** BEGIN Data shown **

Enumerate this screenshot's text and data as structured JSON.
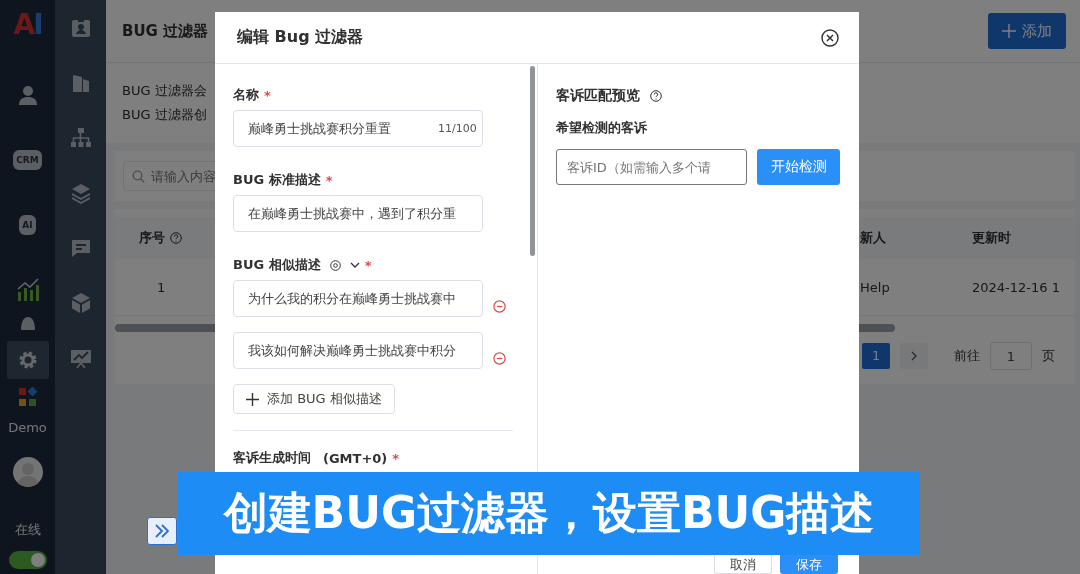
{
  "rail": {
    "logo": "AI",
    "items": [
      {
        "kind": "person",
        "selected": false
      },
      {
        "kind": "badge",
        "label": "CRM",
        "selected": false
      },
      {
        "kind": "badge",
        "label": "AI",
        "selected": false
      },
      {
        "kind": "chart",
        "selected": false
      },
      {
        "kind": "bell",
        "selected": false
      },
      {
        "kind": "gear",
        "selected": true
      },
      {
        "kind": "apps",
        "selected": false
      }
    ],
    "workspace": "Demo",
    "status": "在线",
    "online": true
  },
  "subnav": {
    "items": [
      {
        "kind": "idcard"
      },
      {
        "kind": "building"
      },
      {
        "kind": "tree"
      },
      {
        "kind": "layers"
      },
      {
        "kind": "chat"
      },
      {
        "kind": "cube"
      },
      {
        "kind": "presentation"
      }
    ]
  },
  "page": {
    "title": "BUG 过滤器",
    "add_button": "添加",
    "notes": [
      "BUG 过滤器会",
      "BUG 过滤器创"
    ],
    "search_placeholder": "请输入内容",
    "table": {
      "columns": [
        "序号",
        "新人",
        "更新时"
      ],
      "rows": [
        [
          "1",
          "Help",
          "2024-12-16 1"
        ]
      ]
    },
    "pagination": {
      "pages": [
        {
          "label": "1",
          "selected": true
        }
      ],
      "goto_label": "前往",
      "goto_value": "1",
      "page_suffix": "页"
    }
  },
  "dialog": {
    "title": "编辑 Bug 过滤器",
    "required_mark": "*",
    "name": {
      "label": "名称",
      "value": "巅峰勇士挑战赛积分重置",
      "count": "11/100"
    },
    "standard": {
      "label": "BUG 标准描述",
      "value": "在巅峰勇士挑战赛中，遇到了积分重"
    },
    "similar": {
      "label": "BUG 相似描述",
      "items": [
        "为什么我的积分在巅峰勇士挑战赛中",
        "我该如何解决巅峰勇士挑战赛中积分"
      ],
      "add_button": "添加 BUG 相似描述"
    },
    "time_label": "客诉生成时间",
    "time_zone": "(GMT+0)",
    "preview": {
      "title": "客诉匹配预览",
      "subtitle": "希望检测的客诉",
      "placeholder": "客诉ID（如需输入多个请",
      "button": "开始检测"
    },
    "cancel": "取消",
    "save": "保存"
  },
  "caption": "创建BUG过滤器，设置BUG描述"
}
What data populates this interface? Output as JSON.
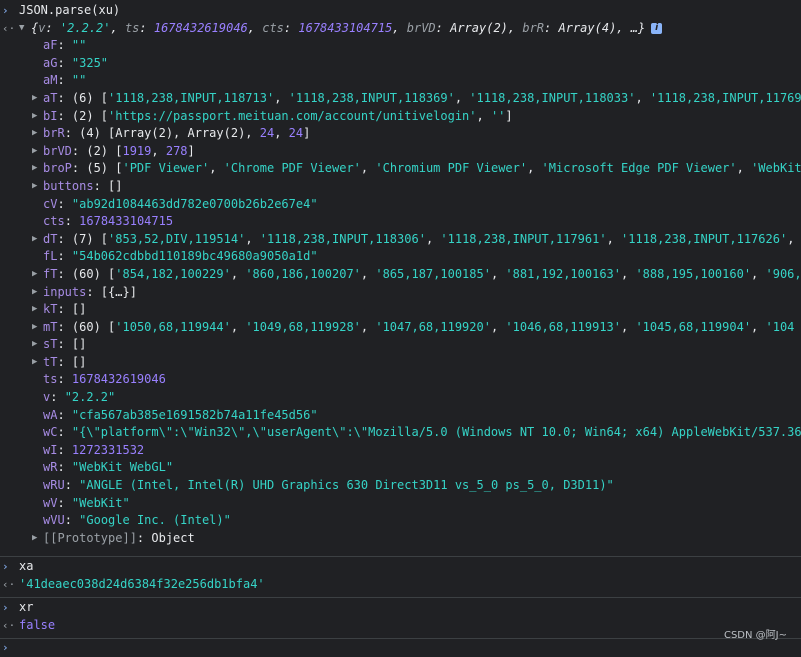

** END Data shown **

- **Exercise requirements**
Exactly reproduce each record, leaving out any pictures.

- **Task response**
Enumerate this screenshot's text and data as structured JSON.
{
  "rail": {
    "logo": "AI",
    "items": [
      {
        "kind": "person",
        "selected": false
      },
      {
        "kind": "badge",
        "label": "CRM",
        "selected": false
      },
      {
        "kind": "badge",
        "label": "AI",
        "selected": false
      },
      {
        "kind": "chart",
        "selected": false
      },
      {
        "kind": "bell",
        "selected": false
      },
      {
        "kind": "gear",
        "selected": true
      },
      {
        "kind": "apps",
        "selected": false
      }
    ],
    "workspace": "Demo",
    "status": "在线",
    "online": true
  },
  "subnav": {
    "items": [
      {
        "kind": "idcard"
      },
      {
        "kind": "building"
      },
      {
        "kind": "tree"
      },
      {
        "kind": "layers"
      },
      {
        "kind": "chat"
      },
      {
        "kind": "cube"
      },
      {
        "kind": "presentation"
      }
    ]
  },
  "page": {
    "title": "BUG 过滤器",
    "add_button": "添加",
    "notes": [
      "BUG 过滤器会",
      "BUG 过滤器创"
    ],
    "search_placeholder": "请输入内容",
    "table": {
      "columns": [
        "序号",
        "新人",
        "更新时"
      ],
      "rows": [
        [
          "1",
          "Help",
          "2024-12-16 1"
        ]
      ]
    },
    "pagination": {
      "pages": [
        {
          "label": "1",
          "selected": true
        }
      ],
      "goto_label": "前往",
      "goto_value": "1",
      "page_suffix": "页"
    }
  },
  "dialog": {
    "title": "编辑 Bug 过滤器",
    "required_mark": "*",
    "name": {
      "label": "名称",
      "value": "巅峰勇士挑战赛积分重置",
      "count": "11/100"
    },
    "standard": {
      "label": "BUG 标准描述",
      "value": "在巅峰勇士挑战赛中，遇到了积分重"
    },
    "similar": {
      "label": "BUG 相似描述",
      "items": [
        "为什么我的积分在巅峰勇士挑战赛中",
        "我该如何解决巅峰勇士挑战赛中积分"
      ],
      "add_button": "添加 BUG 相似描述"
    },
    "time_label": "客诉生成时间",
    "time_zone": "(GMT+0)",
    "preview": {
      "title": "客诉匹配预览",
      "subtitle": "希望检测的客诉",
      "placeholder": "客诉ID（如需输入多个请",
      "button": "开始检测"
    },
    "cancel": "取消",
    "save": "保存"
  },
  "caption": "创建BUG过滤器，设置BUG描述"
}
What data populates this interface? Output as JSON.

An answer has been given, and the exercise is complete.